*WHAT THIS TASK INVOLVES*:
Return all lines that include the string "Advisor".

⟨

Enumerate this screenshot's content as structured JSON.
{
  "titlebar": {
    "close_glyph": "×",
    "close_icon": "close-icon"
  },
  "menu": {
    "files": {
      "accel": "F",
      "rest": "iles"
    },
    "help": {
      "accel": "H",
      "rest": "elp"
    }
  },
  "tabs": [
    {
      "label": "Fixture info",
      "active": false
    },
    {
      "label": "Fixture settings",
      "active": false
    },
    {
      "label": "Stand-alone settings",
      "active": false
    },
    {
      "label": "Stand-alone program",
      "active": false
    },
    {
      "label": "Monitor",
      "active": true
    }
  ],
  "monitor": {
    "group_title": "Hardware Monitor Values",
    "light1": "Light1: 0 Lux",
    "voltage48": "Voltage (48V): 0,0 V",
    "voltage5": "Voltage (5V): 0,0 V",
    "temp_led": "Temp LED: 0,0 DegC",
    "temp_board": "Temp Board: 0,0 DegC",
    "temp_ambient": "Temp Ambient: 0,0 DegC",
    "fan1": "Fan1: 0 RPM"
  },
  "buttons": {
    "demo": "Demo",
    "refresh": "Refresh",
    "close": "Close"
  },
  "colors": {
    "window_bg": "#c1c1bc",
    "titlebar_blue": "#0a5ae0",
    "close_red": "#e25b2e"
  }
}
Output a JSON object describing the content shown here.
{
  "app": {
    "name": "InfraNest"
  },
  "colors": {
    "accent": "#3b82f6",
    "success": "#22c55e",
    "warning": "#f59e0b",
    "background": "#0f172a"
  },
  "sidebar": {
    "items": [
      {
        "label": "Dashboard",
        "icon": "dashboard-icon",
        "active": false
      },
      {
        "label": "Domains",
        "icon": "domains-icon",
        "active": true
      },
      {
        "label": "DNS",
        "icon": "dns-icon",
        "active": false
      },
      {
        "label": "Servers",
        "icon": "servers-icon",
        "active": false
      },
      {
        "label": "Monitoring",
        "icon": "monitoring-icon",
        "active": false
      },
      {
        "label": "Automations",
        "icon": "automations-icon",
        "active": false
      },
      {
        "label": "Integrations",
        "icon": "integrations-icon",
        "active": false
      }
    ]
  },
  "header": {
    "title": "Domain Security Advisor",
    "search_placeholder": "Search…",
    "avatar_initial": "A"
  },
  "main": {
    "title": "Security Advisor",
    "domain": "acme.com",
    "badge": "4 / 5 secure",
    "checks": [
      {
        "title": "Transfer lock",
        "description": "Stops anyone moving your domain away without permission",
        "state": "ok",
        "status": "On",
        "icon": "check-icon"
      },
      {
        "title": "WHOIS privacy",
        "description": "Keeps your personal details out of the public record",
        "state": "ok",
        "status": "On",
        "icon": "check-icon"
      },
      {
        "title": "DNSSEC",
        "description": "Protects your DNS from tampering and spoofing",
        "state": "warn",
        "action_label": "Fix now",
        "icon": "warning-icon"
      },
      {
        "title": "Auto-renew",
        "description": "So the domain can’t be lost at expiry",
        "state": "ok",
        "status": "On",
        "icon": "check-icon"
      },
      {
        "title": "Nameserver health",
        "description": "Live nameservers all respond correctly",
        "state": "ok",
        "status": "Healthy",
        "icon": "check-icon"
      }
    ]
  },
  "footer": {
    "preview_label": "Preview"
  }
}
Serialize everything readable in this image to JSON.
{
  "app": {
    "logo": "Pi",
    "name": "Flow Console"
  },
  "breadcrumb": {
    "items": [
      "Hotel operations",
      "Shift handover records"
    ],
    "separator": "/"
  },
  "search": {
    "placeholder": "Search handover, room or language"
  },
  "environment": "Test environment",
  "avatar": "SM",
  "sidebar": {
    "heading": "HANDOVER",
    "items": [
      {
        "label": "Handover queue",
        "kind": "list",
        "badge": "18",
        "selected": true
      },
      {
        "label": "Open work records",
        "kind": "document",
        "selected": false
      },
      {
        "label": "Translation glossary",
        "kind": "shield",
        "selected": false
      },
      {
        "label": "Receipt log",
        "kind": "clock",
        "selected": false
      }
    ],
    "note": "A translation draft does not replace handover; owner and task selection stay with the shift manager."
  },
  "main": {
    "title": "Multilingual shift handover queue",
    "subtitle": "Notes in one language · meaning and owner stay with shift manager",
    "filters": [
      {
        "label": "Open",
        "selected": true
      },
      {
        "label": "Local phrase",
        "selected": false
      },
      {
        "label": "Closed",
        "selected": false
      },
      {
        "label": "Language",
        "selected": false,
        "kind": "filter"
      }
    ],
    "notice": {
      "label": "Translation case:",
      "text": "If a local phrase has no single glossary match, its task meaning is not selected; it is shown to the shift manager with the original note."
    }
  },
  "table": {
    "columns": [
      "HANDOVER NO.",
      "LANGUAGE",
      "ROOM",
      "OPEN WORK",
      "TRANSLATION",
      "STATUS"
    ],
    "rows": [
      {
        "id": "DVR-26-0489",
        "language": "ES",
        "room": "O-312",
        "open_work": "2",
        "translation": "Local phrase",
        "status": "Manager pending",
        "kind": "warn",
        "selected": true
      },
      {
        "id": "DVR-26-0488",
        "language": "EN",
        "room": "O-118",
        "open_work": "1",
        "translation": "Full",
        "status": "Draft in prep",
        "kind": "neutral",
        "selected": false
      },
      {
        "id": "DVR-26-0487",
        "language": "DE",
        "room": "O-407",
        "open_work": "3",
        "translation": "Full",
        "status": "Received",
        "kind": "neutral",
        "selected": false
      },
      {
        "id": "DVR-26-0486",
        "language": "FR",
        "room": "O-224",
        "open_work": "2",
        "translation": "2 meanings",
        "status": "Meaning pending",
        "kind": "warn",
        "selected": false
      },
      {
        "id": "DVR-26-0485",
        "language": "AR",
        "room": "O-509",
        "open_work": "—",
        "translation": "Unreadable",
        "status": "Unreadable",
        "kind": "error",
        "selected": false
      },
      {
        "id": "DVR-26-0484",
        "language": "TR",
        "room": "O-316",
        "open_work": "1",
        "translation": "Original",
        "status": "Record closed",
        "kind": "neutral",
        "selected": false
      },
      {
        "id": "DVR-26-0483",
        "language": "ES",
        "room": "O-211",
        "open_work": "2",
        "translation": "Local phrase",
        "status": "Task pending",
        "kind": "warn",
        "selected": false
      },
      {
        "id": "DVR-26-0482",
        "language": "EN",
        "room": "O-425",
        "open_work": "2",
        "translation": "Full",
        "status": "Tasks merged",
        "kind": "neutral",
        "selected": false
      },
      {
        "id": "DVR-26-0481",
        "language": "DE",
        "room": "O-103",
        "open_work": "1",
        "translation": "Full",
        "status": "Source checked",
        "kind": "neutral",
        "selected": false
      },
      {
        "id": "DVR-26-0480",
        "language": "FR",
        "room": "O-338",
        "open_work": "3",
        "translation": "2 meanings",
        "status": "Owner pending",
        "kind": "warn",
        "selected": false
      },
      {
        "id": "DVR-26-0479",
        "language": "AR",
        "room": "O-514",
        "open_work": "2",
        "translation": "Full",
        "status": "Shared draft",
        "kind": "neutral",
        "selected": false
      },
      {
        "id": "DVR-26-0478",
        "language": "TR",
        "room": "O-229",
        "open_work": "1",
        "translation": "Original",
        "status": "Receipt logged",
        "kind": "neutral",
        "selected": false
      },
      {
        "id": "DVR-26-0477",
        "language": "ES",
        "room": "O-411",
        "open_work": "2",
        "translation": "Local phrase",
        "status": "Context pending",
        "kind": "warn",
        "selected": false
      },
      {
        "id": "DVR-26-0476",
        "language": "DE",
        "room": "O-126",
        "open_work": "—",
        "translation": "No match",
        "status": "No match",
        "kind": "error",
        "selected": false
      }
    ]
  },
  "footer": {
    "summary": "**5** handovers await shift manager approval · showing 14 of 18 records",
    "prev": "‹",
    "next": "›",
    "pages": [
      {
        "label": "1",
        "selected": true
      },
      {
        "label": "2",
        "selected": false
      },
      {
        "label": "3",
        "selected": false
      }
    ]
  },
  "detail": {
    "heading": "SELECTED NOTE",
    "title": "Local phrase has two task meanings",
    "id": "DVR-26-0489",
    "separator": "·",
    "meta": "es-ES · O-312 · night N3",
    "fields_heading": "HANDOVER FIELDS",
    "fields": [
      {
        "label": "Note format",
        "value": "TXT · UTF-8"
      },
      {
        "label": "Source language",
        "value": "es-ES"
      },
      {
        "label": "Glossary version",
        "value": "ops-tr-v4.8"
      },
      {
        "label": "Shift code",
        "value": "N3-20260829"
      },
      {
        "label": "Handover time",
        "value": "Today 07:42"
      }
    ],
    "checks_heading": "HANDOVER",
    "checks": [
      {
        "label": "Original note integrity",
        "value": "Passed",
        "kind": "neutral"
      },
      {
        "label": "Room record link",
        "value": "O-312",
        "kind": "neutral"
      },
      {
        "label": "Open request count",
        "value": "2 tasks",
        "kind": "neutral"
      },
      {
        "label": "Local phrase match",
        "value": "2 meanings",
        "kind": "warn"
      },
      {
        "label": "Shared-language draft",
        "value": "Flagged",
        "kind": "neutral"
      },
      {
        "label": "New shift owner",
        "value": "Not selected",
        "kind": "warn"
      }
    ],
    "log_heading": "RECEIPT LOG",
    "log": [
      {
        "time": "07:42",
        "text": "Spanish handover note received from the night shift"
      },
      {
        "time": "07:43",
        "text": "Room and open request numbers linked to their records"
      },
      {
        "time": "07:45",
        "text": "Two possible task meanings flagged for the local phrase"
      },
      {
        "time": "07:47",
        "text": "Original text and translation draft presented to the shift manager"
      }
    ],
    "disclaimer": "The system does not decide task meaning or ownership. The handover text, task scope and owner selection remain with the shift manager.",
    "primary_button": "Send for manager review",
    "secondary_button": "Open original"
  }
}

⟩

*RESPONSE FOR THIS EXERCISE*:
    "title": "Domain Security Advisor",
    "title": "Security Advisor",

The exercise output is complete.